Given instruction: Return the material word for word. Do not include the pictures.

Entries with figure data
━━━━━━━━━━━━━━━━━━━━

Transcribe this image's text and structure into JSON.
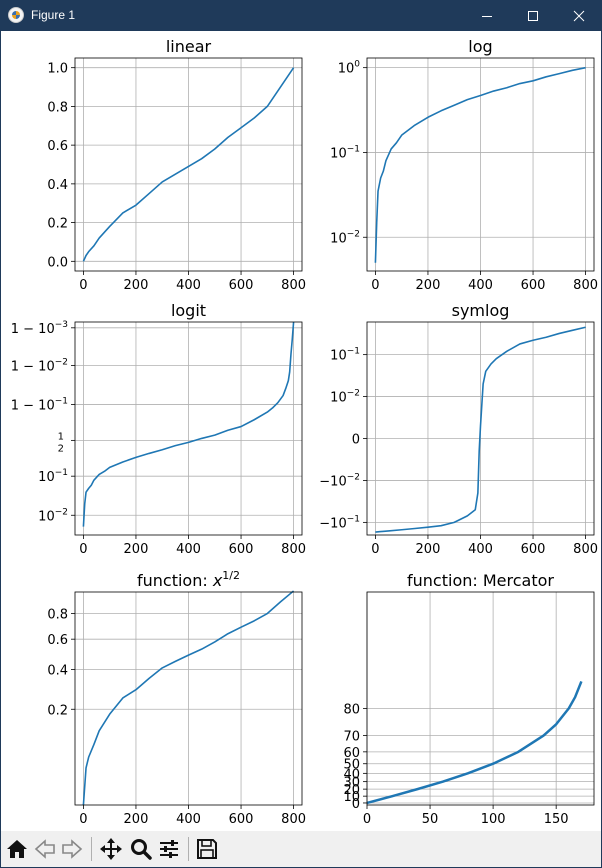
{
  "window": {
    "title": "Figure 1"
  },
  "toolbar": {
    "items": [
      "home-icon",
      "back-icon",
      "forward-icon",
      "pan-icon",
      "zoom-icon",
      "configure-subplots-icon",
      "save-icon"
    ]
  },
  "colors": {
    "line": "#1f77b4",
    "grid": "#b0b0b0",
    "titlebar": "#1f3a5a"
  },
  "chart_data": [
    {
      "type": "line",
      "title": "linear",
      "scale": "linear",
      "grid": true,
      "xlim": [
        -32,
        832
      ],
      "ylim": [
        -0.05,
        1.05
      ],
      "x_ticks": [
        0,
        200,
        400,
        600,
        800
      ],
      "x_tick_labels": [
        "0",
        "200",
        "400",
        "600",
        "800"
      ],
      "y_ticks": [
        0.0,
        0.2,
        0.4,
        0.6,
        0.8,
        1.0
      ],
      "y_tick_labels": [
        "0.0",
        "0.2",
        "0.4",
        "0.6",
        "0.8",
        "1.0"
      ],
      "series": [
        {
          "x": [
            0,
            10,
            20,
            40,
            60,
            100,
            150,
            200,
            250,
            300,
            350,
            400,
            450,
            500,
            550,
            600,
            650,
            700,
            750,
            800
          ],
          "y": [
            0.0,
            0.03,
            0.05,
            0.08,
            0.12,
            0.18,
            0.25,
            0.29,
            0.35,
            0.41,
            0.45,
            0.49,
            0.53,
            0.58,
            0.64,
            0.69,
            0.74,
            0.8,
            0.9,
            1.0
          ]
        }
      ]
    },
    {
      "type": "line",
      "title": "log",
      "scale": "log",
      "grid": true,
      "xlim": [
        -32,
        832
      ],
      "ylim": [
        0.004,
        1.3
      ],
      "x_ticks": [
        0,
        200,
        400,
        600,
        800
      ],
      "x_tick_labels": [
        "0",
        "200",
        "400",
        "600",
        "800"
      ],
      "y_ticks": [
        0.01,
        0.1,
        1
      ],
      "y_tick_labels": [
        {
          "b": "10",
          "e": "−2"
        },
        {
          "b": "10",
          "e": "−1"
        },
        {
          "b": "10",
          "e": "0"
        }
      ],
      "series": [
        {
          "x": [
            0,
            5,
            10,
            20,
            30,
            40,
            60,
            80,
            100,
            150,
            200,
            250,
            300,
            350,
            400,
            450,
            500,
            550,
            600,
            650,
            700,
            750,
            800
          ],
          "y": [
            0.005,
            0.015,
            0.035,
            0.05,
            0.06,
            0.08,
            0.11,
            0.13,
            0.16,
            0.21,
            0.26,
            0.31,
            0.36,
            0.42,
            0.47,
            0.53,
            0.58,
            0.65,
            0.7,
            0.78,
            0.85,
            0.93,
            1.0
          ]
        }
      ]
    },
    {
      "type": "line",
      "title": "logit",
      "scale": "logit",
      "grid": true,
      "xlim": [
        -32,
        832
      ],
      "ylim": [
        0.003,
        0.9993
      ],
      "x_ticks": [
        0,
        200,
        400,
        600,
        800
      ],
      "x_tick_labels": [
        "0",
        "200",
        "400",
        "600",
        "800"
      ],
      "y_ticks": [
        0.01,
        0.1,
        0.5,
        0.9,
        0.99,
        0.999
      ],
      "y_tick_labels": [
        {
          "b": "10",
          "e": "−2"
        },
        {
          "b": "10",
          "e": "−1"
        },
        {
          "frac": "1/2"
        },
        {
          "p": "1 − ",
          "b": "10",
          "e": "−1"
        },
        {
          "p": "1 − ",
          "b": "10",
          "e": "−2"
        },
        {
          "p": "1 − ",
          "b": "10",
          "e": "−3"
        }
      ],
      "series": [
        {
          "x": [
            0,
            5,
            10,
            20,
            30,
            40,
            60,
            80,
            100,
            150,
            200,
            250,
            300,
            350,
            400,
            450,
            500,
            550,
            600,
            650,
            700,
            720,
            740,
            760,
            770,
            780,
            785,
            790,
            795,
            800
          ],
          "y": [
            0.005,
            0.02,
            0.04,
            0.05,
            0.06,
            0.08,
            0.11,
            0.13,
            0.16,
            0.21,
            0.26,
            0.31,
            0.36,
            0.42,
            0.47,
            0.53,
            0.58,
            0.65,
            0.7,
            0.78,
            0.85,
            0.88,
            0.91,
            0.94,
            0.96,
            0.975,
            0.985,
            0.995,
            0.998,
            0.9993
          ]
        }
      ]
    },
    {
      "type": "line",
      "title": "symlog",
      "scale": "symlog",
      "linthresh": 0.01,
      "grid": true,
      "xlim": [
        -32,
        832
      ],
      "ylim": [
        -0.2,
        0.6
      ],
      "x_ticks": [
        0,
        200,
        400,
        600,
        800
      ],
      "x_tick_labels": [
        "0",
        "200",
        "400",
        "600",
        "800"
      ],
      "y_ticks": [
        -0.1,
        -0.01,
        0,
        0.01,
        0.1
      ],
      "y_tick_labels": [
        {
          "p": "−",
          "b": "10",
          "e": "−1"
        },
        {
          "p": "−",
          "b": "10",
          "e": "−2"
        },
        {
          "t": "0"
        },
        {
          "b": "10",
          "e": "−2"
        },
        {
          "b": "10",
          "e": "−1"
        }
      ],
      "series": [
        {
          "x": [
            0,
            50,
            100,
            150,
            200,
            250,
            300,
            350,
            380,
            390,
            395,
            400,
            405,
            410,
            420,
            440,
            460,
            500,
            550,
            600,
            650,
            700,
            750,
            800
          ],
          "y": [
            -0.17,
            -0.16,
            -0.15,
            -0.14,
            -0.13,
            -0.12,
            -0.1,
            -0.07,
            -0.05,
            -0.02,
            -0.003,
            0.003,
            0.008,
            0.02,
            0.04,
            0.06,
            0.08,
            0.12,
            0.18,
            0.22,
            0.26,
            0.32,
            0.38,
            0.45
          ]
        }
      ]
    },
    {
      "type": "line",
      "title": "function: ",
      "title_math": "x",
      "title_sup": "1/2",
      "scale": "sqrt",
      "grid": true,
      "xlim": [
        -32,
        832
      ],
      "ylim": [
        0.0,
        0.99
      ],
      "x_ticks": [
        0,
        200,
        400,
        600,
        800
      ],
      "x_tick_labels": [
        "0",
        "200",
        "400",
        "600",
        "800"
      ],
      "y_ticks": [
        0.2,
        0.4,
        0.6,
        0.8
      ],
      "y_tick_labels": [
        "0.2",
        "0.4",
        "0.6",
        "0.8"
      ],
      "series": [
        {
          "x": [
            0,
            10,
            20,
            40,
            60,
            100,
            150,
            200,
            250,
            300,
            350,
            400,
            450,
            500,
            550,
            600,
            650,
            700,
            750,
            800
          ],
          "y": [
            0.0,
            0.03,
            0.05,
            0.08,
            0.12,
            0.18,
            0.25,
            0.29,
            0.35,
            0.41,
            0.45,
            0.49,
            0.53,
            0.58,
            0.64,
            0.69,
            0.74,
            0.8,
            0.9,
            1.0
          ]
        }
      ]
    },
    {
      "type": "line",
      "title": "function: Mercator",
      "scale": "mercator",
      "grid": true,
      "xlim": [
        0,
        180
      ],
      "ylim": [
        -3,
        89.5
      ],
      "x_ticks": [
        0,
        50,
        100,
        150
      ],
      "x_tick_labels": [
        "0",
        "50",
        "100",
        "150"
      ],
      "y_ticks": [
        0,
        10,
        20,
        30,
        40,
        50,
        60,
        70,
        80
      ],
      "y_tick_labels": [
        "0",
        "10",
        "20",
        "30",
        "40",
        "50",
        "60",
        "70",
        "80"
      ],
      "series": [
        {
          "x": [
            0,
            20,
            40,
            60,
            80,
            100,
            120,
            140,
            150,
            160,
            165,
            170
          ],
          "y": [
            0,
            10,
            20,
            30,
            40,
            50,
            60,
            70,
            75,
            80,
            82.5,
            85
          ]
        }
      ]
    }
  ]
}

━━━━━━━━━━━━━━━━━━━━

Answer:
Transcribe this image's text and structure into JSON.
{
  "window": {
    "title": "Figure 1"
  },
  "toolbar": {
    "items": [
      "home-icon",
      "back-icon",
      "forward-icon",
      "pan-icon",
      "zoom-icon",
      "configure-subplots-icon",
      "save-icon"
    ]
  },
  "colors": {
    "line": "#1f77b4",
    "grid": "#b0b0b0",
    "titlebar": "#1f3a5a"
  },
  "chart_data": [
    {
      "type": "line",
      "title": "linear",
      "scale": "linear",
      "grid": true,
      "xlim": [
        -32,
        832
      ],
      "ylim": [
        -0.05,
        1.05
      ],
      "x_ticks": [
        0,
        200,
        400,
        600,
        800
      ],
      "x_tick_labels": [
        "0",
        "200",
        "400",
        "600",
        "800"
      ],
      "y_ticks": [
        0.0,
        0.2,
        0.4,
        0.6,
        0.8,
        1.0
      ],
      "y_tick_labels": [
        "0.0",
        "0.2",
        "0.4",
        "0.6",
        "0.8",
        "1.0"
      ],
      "series": [
        {
          "x": [
            0,
            10,
            20,
            40,
            60,
            100,
            150,
            200,
            250,
            300,
            350,
            400,
            450,
            500,
            550,
            600,
            650,
            700,
            750,
            800
          ],
          "y": [
            0.0,
            0.03,
            0.05,
            0.08,
            0.12,
            0.18,
            0.25,
            0.29,
            0.35,
            0.41,
            0.45,
            0.49,
            0.53,
            0.58,
            0.64,
            0.69,
            0.74,
            0.8,
            0.9,
            1.0
          ]
        }
      ]
    },
    {
      "type": "line",
      "title": "log",
      "scale": "log",
      "grid": true,
      "xlim": [
        -32,
        832
      ],
      "ylim": [
        0.004,
        1.3
      ],
      "x_ticks": [
        0,
        200,
        400,
        600,
        800
      ],
      "x_tick_labels": [
        "0",
        "200",
        "400",
        "600",
        "800"
      ],
      "y_ticks": [
        0.01,
        0.1,
        1
      ],
      "y_tick_labels": [
        {
          "b": "10",
          "e": "−2"
        },
        {
          "b": "10",
          "e": "−1"
        },
        {
          "b": "10",
          "e": "0"
        }
      ],
      "series": [
        {
          "x": [
            0,
            5,
            10,
            20,
            30,
            40,
            60,
            80,
            100,
            150,
            200,
            250,
            300,
            350,
            400,
            450,
            500,
            550,
            600,
            650,
            700,
            750,
            800
          ],
          "y": [
            0.005,
            0.015,
            0.035,
            0.05,
            0.06,
            0.08,
            0.11,
            0.13,
            0.16,
            0.21,
            0.26,
            0.31,
            0.36,
            0.42,
            0.47,
            0.53,
            0.58,
            0.65,
            0.7,
            0.78,
            0.85,
            0.93,
            1.0
          ]
        }
      ]
    },
    {
      "type": "line",
      "title": "logit",
      "scale": "logit",
      "grid": true,
      "xlim": [
        -32,
        832
      ],
      "ylim": [
        0.003,
        0.9993
      ],
      "x_ticks": [
        0,
        200,
        400,
        600,
        800
      ],
      "x_tick_labels": [
        "0",
        "200",
        "400",
        "600",
        "800"
      ],
      "y_ticks": [
        0.01,
        0.1,
        0.5,
        0.9,
        0.99,
        0.999
      ],
      "y_tick_labels": [
        {
          "b": "10",
          "e": "−2"
        },
        {
          "b": "10",
          "e": "−1"
        },
        {
          "frac": "1/2"
        },
        {
          "p": "1 − ",
          "b": "10",
          "e": "−1"
        },
        {
          "p": "1 − ",
          "b": "10",
          "e": "−2"
        },
        {
          "p": "1 − ",
          "b": "10",
          "e": "−3"
        }
      ],
      "series": [
        {
          "x": [
            0,
            5,
            10,
            20,
            30,
            40,
            60,
            80,
            100,
            150,
            200,
            250,
            300,
            350,
            400,
            450,
            500,
            550,
            600,
            650,
            700,
            720,
            740,
            760,
            770,
            780,
            785,
            790,
            795,
            800
          ],
          "y": [
            0.005,
            0.02,
            0.04,
            0.05,
            0.06,
            0.08,
            0.11,
            0.13,
            0.16,
            0.21,
            0.26,
            0.31,
            0.36,
            0.42,
            0.47,
            0.53,
            0.58,
            0.65,
            0.7,
            0.78,
            0.85,
            0.88,
            0.91,
            0.94,
            0.96,
            0.975,
            0.985,
            0.995,
            0.998,
            0.9993
          ]
        }
      ]
    },
    {
      "type": "line",
      "title": "symlog",
      "scale": "symlog",
      "linthresh": 0.01,
      "grid": true,
      "xlim": [
        -32,
        832
      ],
      "ylim": [
        -0.2,
        0.6
      ],
      "x_ticks": [
        0,
        200,
        400,
        600,
        800
      ],
      "x_tick_labels": [
        "0",
        "200",
        "400",
        "600",
        "800"
      ],
      "y_ticks": [
        -0.1,
        -0.01,
        0,
        0.01,
        0.1
      ],
      "y_tick_labels": [
        {
          "p": "−",
          "b": "10",
          "e": "−1"
        },
        {
          "p": "−",
          "b": "10",
          "e": "−2"
        },
        {
          "t": "0"
        },
        {
          "b": "10",
          "e": "−2"
        },
        {
          "b": "10",
          "e": "−1"
        }
      ],
      "series": [
        {
          "x": [
            0,
            50,
            100,
            150,
            200,
            250,
            300,
            350,
            380,
            390,
            395,
            400,
            405,
            410,
            420,
            440,
            460,
            500,
            550,
            600,
            650,
            700,
            750,
            800
          ],
          "y": [
            -0.17,
            -0.16,
            -0.15,
            -0.14,
            -0.13,
            -0.12,
            -0.1,
            -0.07,
            -0.05,
            -0.02,
            -0.003,
            0.003,
            0.008,
            0.02,
            0.04,
            0.06,
            0.08,
            0.12,
            0.18,
            0.22,
            0.26,
            0.32,
            0.38,
            0.45
          ]
        }
      ]
    },
    {
      "type": "line",
      "title": "function: ",
      "title_math": "x",
      "title_sup": "1/2",
      "scale": "sqrt",
      "grid": true,
      "xlim": [
        -32,
        832
      ],
      "ylim": [
        0.0,
        0.99
      ],
      "x_ticks": [
        0,
        200,
        400,
        600,
        800
      ],
      "x_tick_labels": [
        "0",
        "200",
        "400",
        "600",
        "800"
      ],
      "y_ticks": [
        0.2,
        0.4,
        0.6,
        0.8
      ],
      "y_tick_labels": [
        "0.2",
        "0.4",
        "0.6",
        "0.8"
      ],
      "series": [
        {
          "x": [
            0,
            10,
            20,
            40,
            60,
            100,
            150,
            200,
            250,
            300,
            350,
            400,
            450,
            500,
            550,
            600,
            650,
            700,
            750,
            800
          ],
          "y": [
            0.0,
            0.03,
            0.05,
            0.08,
            0.12,
            0.18,
            0.25,
            0.29,
            0.35,
            0.41,
            0.45,
            0.49,
            0.53,
            0.58,
            0.64,
            0.69,
            0.74,
            0.8,
            0.9,
            1.0
          ]
        }
      ]
    },
    {
      "type": "line",
      "title": "function: Mercator",
      "scale": "mercator",
      "grid": true,
      "xlim": [
        0,
        180
      ],
      "ylim": [
        -3,
        89.5
      ],
      "x_ticks": [
        0,
        50,
        100,
        150
      ],
      "x_tick_labels": [
        "0",
        "50",
        "100",
        "150"
      ],
      "y_ticks": [
        0,
        10,
        20,
        30,
        40,
        50,
        60,
        70,
        80
      ],
      "y_tick_labels": [
        "0",
        "10",
        "20",
        "30",
        "40",
        "50",
        "60",
        "70",
        "80"
      ],
      "series": [
        {
          "x": [
            0,
            20,
            40,
            60,
            80,
            100,
            120,
            140,
            150,
            160,
            165,
            170
          ],
          "y": [
            0,
            10,
            20,
            30,
            40,
            50,
            60,
            70,
            75,
            80,
            82.5,
            85
          ]
        }
      ]
    }
  ]
}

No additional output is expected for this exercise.